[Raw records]
^^^^^^^^^^^^^^^^

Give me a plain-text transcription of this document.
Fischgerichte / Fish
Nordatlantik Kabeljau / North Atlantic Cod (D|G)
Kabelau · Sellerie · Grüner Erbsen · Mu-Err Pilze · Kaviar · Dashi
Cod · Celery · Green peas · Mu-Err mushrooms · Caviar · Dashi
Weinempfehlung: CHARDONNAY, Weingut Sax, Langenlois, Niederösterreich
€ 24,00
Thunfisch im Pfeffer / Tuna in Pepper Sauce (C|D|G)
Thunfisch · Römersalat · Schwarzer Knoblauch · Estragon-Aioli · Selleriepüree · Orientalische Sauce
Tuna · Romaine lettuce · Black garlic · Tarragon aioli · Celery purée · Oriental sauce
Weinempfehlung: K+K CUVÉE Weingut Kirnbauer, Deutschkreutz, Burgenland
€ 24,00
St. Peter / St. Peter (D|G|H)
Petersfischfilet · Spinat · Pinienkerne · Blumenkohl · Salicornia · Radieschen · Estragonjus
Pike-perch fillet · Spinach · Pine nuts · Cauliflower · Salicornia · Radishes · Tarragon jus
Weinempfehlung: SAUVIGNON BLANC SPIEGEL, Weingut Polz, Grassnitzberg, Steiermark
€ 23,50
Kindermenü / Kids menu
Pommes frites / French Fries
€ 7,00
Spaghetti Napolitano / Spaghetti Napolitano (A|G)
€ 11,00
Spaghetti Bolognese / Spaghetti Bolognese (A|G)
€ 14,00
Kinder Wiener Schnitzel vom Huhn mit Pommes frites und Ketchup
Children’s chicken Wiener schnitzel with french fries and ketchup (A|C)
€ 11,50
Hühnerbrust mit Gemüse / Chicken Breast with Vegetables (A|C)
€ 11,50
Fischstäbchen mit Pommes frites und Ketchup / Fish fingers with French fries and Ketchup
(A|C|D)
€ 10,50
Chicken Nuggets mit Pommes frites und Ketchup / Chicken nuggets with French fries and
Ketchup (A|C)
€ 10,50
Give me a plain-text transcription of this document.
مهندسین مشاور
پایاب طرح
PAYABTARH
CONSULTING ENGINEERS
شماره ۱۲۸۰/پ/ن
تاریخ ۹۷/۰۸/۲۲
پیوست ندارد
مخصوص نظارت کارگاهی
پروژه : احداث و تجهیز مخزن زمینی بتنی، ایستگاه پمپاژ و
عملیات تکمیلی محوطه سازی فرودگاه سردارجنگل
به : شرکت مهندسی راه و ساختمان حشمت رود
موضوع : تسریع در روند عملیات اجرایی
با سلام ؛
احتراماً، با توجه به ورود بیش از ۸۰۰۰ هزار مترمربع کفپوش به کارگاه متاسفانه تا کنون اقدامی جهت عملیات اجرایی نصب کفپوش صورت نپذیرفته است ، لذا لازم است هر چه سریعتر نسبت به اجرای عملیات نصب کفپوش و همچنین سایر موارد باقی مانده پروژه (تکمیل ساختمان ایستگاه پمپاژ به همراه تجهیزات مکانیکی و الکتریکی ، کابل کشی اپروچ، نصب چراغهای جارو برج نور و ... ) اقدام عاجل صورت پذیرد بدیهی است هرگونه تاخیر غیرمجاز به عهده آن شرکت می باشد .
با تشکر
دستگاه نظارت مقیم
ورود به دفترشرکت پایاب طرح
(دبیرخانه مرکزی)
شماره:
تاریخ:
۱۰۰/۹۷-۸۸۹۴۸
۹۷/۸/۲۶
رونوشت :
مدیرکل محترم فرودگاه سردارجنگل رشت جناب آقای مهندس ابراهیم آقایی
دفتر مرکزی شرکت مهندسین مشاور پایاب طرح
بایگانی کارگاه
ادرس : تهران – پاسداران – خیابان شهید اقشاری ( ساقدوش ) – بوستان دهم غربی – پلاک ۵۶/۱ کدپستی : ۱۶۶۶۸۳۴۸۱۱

^^^^^^^^^^^^^^^^

**Task statement**: What is the number of lines in the records that contain the string "ایستگاه"? Give only that number.

**Result for this task**: 2